Exercise goal =
In full and without alteration, give the listing again.
───── Exercise input ─────
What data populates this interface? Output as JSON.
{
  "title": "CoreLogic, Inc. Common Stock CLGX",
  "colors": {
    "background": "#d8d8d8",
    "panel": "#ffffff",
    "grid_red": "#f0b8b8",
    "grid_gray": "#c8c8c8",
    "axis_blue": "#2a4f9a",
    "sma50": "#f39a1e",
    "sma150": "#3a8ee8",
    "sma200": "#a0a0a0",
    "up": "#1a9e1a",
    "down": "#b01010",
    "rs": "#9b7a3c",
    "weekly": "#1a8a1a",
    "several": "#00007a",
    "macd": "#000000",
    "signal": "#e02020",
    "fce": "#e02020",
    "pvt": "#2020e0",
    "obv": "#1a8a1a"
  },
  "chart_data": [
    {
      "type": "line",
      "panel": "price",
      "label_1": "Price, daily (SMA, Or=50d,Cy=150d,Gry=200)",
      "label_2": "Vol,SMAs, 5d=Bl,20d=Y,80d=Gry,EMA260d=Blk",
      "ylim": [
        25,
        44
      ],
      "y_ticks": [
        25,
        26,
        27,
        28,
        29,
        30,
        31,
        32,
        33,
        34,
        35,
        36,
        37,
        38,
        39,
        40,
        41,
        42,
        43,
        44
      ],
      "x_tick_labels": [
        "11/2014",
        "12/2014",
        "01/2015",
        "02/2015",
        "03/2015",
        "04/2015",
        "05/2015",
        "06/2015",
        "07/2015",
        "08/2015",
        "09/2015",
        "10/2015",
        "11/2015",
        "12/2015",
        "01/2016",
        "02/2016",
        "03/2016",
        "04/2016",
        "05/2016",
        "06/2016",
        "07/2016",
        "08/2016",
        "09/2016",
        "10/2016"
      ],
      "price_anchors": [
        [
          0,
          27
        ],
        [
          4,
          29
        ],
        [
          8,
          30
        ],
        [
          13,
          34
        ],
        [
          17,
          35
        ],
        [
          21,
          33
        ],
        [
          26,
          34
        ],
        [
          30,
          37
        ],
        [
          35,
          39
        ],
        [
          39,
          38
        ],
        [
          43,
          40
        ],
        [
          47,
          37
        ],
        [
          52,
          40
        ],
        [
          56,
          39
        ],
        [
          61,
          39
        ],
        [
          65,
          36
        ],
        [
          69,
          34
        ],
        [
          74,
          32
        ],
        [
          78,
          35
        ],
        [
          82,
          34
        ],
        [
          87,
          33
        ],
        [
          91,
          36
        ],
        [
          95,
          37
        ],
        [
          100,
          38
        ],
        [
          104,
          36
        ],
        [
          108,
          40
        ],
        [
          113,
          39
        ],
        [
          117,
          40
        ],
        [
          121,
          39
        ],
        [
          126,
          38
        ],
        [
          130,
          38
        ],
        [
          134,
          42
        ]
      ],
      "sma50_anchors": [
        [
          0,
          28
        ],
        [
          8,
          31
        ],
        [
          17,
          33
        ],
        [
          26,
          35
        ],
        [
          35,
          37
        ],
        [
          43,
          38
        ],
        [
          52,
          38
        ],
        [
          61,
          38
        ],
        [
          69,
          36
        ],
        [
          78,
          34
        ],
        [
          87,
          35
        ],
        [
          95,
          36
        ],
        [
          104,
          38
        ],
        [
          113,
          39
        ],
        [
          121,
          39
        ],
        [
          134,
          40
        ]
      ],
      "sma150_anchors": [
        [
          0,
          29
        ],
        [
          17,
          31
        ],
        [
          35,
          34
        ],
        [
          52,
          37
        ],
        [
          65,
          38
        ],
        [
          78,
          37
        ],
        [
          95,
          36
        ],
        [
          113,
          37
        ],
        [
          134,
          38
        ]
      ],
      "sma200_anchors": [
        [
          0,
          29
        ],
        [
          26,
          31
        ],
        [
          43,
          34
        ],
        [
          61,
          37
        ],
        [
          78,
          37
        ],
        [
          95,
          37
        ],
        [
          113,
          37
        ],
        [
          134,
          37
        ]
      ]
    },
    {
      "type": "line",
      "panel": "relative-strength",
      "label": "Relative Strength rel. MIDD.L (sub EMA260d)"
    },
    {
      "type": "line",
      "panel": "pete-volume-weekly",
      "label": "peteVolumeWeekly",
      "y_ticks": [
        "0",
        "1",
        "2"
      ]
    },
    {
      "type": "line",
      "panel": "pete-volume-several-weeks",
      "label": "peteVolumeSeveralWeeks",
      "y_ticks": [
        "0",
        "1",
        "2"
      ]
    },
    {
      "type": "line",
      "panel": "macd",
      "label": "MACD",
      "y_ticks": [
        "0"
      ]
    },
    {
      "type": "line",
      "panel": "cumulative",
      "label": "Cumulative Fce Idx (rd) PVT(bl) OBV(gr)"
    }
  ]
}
─────
Task solution =
What data populates this interface? Output as JSON.
{
  "title": "CoreLogic, Inc. Common Stock CLGX",
  "colors": {
    "background": "#d8d8d8",
    "panel": "#ffffff",
    "grid_red": "#f0b8b8",
    "grid_gray": "#c8c8c8",
    "axis_blue": "#2a4f9a",
    "sma50": "#f39a1e",
    "sma150": "#3a8ee8",
    "sma200": "#a0a0a0",
    "up": "#1a9e1a",
    "down": "#b01010",
    "rs": "#9b7a3c",
    "weekly": "#1a8a1a",
    "several": "#00007a",
    "macd": "#000000",
    "signal": "#e02020",
    "fce": "#e02020",
    "pvt": "#2020e0",
    "obv": "#1a8a1a"
  },
  "chart_data": [
    {
      "type": "line",
      "panel": "price",
      "label_1": "Price, daily (SMA, Or=50d,Cy=150d,Gry=200)",
      "label_2": "Vol,SMAs, 5d=Bl,20d=Y,80d=Gry,EMA260d=Blk",
      "ylim": [
        25,
        44
      ],
      "y_ticks": [
        25,
        26,
        27,
        28,
        29,
        30,
        31,
        32,
        33,
        34,
        35,
        36,
        37,
        38,
        39,
        40,
        41,
        42,
        43,
        44
      ],
      "x_tick_labels": [
        "11/2014",
        "12/2014",
        "01/2015",
        "02/2015",
        "03/2015",
        "04/2015",
        "05/2015",
        "06/2015",
        "07/2015",
        "08/2015",
        "09/2015",
        "10/2015",
        "11/2015",
        "12/2015",
        "01/2016",
        "02/2016",
        "03/2016",
        "04/2016",
        "05/2016",
        "06/2016",
        "07/2016",
        "08/2016",
        "09/2016",
        "10/2016"
      ],
      "price_anchors": [
        [
          0,
          27
        ],
        [
          4,
          29
        ],
        [
          8,
          30
        ],
        [
          13,
          34
        ],
        [
          17,
          35
        ],
        [
          21,
          33
        ],
        [
          26,
          34
        ],
        [
          30,
          37
        ],
        [
          35,
          39
        ],
        [
          39,
          38
        ],
        [
          43,
          40
        ],
        [
          47,
          37
        ],
        [
          52,
          40
        ],
        [
          56,
          39
        ],
        [
          61,
          39
        ],
        [
          65,
          36
        ],
        [
          69,
          34
        ],
        [
          74,
          32
        ],
        [
          78,
          35
        ],
        [
          82,
          34
        ],
        [
          87,
          33
        ],
        [
          91,
          36
        ],
        [
          95,
          37
        ],
        [
          100,
          38
        ],
        [
          104,
          36
        ],
        [
          108,
          40
        ],
        [
          113,
          39
        ],
        [
          117,
          40
        ],
        [
          121,
          39
        ],
        [
          126,
          38
        ],
        [
          130,
          38
        ],
        [
          134,
          42
        ]
      ],
      "sma50_anchors": [
        [
          0,
          28
        ],
        [
          8,
          31
        ],
        [
          17,
          33
        ],
        [
          26,
          35
        ],
        [
          35,
          37
        ],
        [
          43,
          38
        ],
        [
          52,
          38
        ],
        [
          61,
          38
        ],
        [
          69,
          36
        ],
        [
          78,
          34
        ],
        [
          87,
          35
        ],
        [
          95,
          36
        ],
        [
          104,
          38
        ],
        [
          113,
          39
        ],
        [
          121,
          39
        ],
        [
          134,
          40
        ]
      ],
      "sma150_anchors": [
        [
          0,
          29
        ],
        [
          17,
          31
        ],
        [
          35,
          34
        ],
        [
          52,
          37
        ],
        [
          65,
          38
        ],
        [
          78,
          37
        ],
        [
          95,
          36
        ],
        [
          113,
          37
        ],
        [
          134,
          38
        ]
      ],
      "sma200_anchors": [
        [
          0,
          29
        ],
        [
          26,
          31
        ],
        [
          43,
          34
        ],
        [
          61,
          37
        ],
        [
          78,
          37
        ],
        [
          95,
          37
        ],
        [
          113,
          37
        ],
        [
          134,
          37
        ]
      ]
    },
    {
      "type": "line",
      "panel": "relative-strength",
      "label": "Relative Strength rel. MIDD.L (sub EMA260d)"
    },
    {
      "type": "line",
      "panel": "pete-volume-weekly",
      "label": "peteVolumeWeekly",
      "y_ticks": [
        "0",
        "1",
        "2"
      ]
    },
    {
      "type": "line",
      "panel": "pete-volume-several-weeks",
      "label": "peteVolumeSeveralWeeks",
      "y_ticks": [
        "0",
        "1",
        "2"
      ]
    },
    {
      "type": "line",
      "panel": "macd",
      "label": "MACD",
      "y_ticks": [
        "0"
      ]
    },
    {
      "type": "line",
      "panel": "cumulative",
      "label": "Cumulative Fce Idx (rd) PVT(bl) OBV(gr)"
    }
  ]
}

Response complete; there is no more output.